[Data section start]
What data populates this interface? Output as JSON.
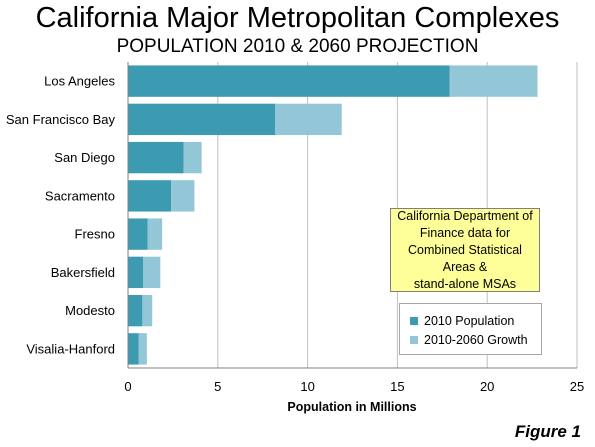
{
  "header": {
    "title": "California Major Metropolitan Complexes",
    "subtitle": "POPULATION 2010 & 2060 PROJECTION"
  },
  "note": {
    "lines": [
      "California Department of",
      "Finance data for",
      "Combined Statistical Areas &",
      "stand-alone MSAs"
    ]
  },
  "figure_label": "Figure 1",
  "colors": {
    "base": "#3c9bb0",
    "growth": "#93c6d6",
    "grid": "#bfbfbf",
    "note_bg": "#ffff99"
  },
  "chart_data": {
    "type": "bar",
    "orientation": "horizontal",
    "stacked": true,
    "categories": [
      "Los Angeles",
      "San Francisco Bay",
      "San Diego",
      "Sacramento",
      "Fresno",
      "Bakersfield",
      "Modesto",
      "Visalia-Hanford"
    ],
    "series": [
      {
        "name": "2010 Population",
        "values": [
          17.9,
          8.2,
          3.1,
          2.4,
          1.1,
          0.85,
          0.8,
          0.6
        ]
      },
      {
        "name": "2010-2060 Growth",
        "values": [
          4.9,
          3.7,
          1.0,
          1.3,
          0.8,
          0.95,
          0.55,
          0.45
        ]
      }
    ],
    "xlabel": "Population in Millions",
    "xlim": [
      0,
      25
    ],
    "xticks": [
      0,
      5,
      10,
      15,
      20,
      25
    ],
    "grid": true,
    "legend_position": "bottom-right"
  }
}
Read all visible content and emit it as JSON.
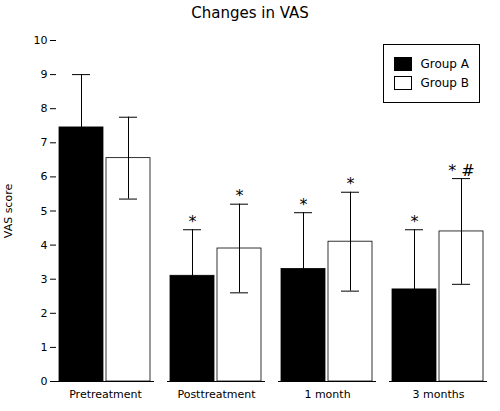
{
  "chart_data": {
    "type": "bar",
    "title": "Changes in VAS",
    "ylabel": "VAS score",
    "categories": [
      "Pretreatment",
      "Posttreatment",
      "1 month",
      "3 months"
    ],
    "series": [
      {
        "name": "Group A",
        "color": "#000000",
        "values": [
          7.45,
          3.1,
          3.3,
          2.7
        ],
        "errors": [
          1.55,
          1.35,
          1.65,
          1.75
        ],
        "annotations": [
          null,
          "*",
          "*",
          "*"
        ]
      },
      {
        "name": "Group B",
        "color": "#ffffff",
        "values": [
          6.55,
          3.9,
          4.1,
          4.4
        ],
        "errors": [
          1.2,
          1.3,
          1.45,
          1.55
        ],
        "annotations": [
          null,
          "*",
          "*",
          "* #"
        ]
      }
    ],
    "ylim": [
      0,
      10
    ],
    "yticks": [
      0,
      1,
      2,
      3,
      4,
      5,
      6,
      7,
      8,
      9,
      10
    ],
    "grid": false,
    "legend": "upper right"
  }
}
[Data section end]
[Data section start]
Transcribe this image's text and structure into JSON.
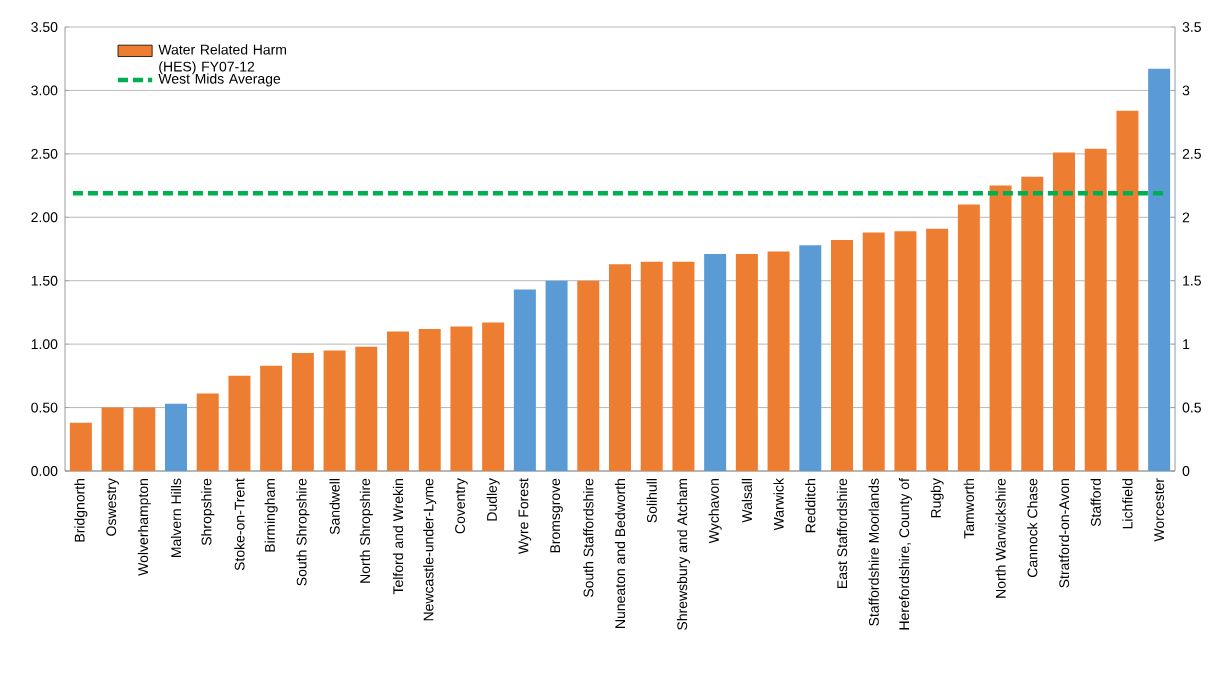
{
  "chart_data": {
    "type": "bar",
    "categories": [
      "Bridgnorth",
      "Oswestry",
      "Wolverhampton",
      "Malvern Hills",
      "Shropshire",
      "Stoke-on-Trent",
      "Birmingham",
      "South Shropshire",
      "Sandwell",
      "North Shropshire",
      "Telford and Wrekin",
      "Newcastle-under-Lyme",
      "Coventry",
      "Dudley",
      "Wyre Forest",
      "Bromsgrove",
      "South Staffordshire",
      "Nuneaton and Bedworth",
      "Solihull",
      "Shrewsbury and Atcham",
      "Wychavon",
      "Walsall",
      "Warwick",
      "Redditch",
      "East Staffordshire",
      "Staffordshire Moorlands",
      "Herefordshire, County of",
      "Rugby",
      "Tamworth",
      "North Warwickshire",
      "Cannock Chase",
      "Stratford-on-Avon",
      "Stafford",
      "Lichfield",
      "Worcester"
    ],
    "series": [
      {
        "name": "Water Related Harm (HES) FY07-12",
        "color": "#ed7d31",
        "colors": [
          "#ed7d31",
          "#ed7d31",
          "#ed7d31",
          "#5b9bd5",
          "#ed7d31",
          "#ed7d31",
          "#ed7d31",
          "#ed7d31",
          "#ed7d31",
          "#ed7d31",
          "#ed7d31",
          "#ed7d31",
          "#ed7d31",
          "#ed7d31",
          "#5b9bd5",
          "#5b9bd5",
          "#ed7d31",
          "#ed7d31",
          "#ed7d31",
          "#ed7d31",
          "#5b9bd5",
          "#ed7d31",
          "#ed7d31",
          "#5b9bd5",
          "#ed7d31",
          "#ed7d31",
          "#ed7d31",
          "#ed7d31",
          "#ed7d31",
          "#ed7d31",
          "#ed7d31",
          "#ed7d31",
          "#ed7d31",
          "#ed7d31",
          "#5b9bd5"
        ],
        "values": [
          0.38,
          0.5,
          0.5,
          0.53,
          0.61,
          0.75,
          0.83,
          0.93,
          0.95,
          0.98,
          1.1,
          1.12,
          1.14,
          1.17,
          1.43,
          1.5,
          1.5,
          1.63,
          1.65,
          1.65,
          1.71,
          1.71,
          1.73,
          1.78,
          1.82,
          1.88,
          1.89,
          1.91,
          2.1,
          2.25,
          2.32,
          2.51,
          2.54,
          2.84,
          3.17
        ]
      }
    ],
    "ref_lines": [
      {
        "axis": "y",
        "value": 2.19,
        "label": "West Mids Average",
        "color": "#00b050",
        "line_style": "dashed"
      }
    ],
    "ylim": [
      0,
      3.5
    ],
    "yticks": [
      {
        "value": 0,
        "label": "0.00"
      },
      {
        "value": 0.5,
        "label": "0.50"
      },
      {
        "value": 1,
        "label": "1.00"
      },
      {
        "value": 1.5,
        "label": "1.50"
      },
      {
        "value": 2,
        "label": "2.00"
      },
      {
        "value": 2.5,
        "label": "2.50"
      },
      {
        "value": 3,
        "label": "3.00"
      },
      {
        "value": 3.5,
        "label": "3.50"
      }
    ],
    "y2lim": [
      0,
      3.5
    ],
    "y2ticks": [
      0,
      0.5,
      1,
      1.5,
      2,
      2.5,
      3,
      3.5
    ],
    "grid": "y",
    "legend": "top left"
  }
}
[Data section end]
--- Required task ---
From the entries, copy out each line containing the word "name".

--- Written response ---
        "name": "2010 Population",
        "name": "2010-2060 Growth",
        "name": "Group A",
        "name": "Group B",
        "name": "Water Related Harm (HES) FY07-12",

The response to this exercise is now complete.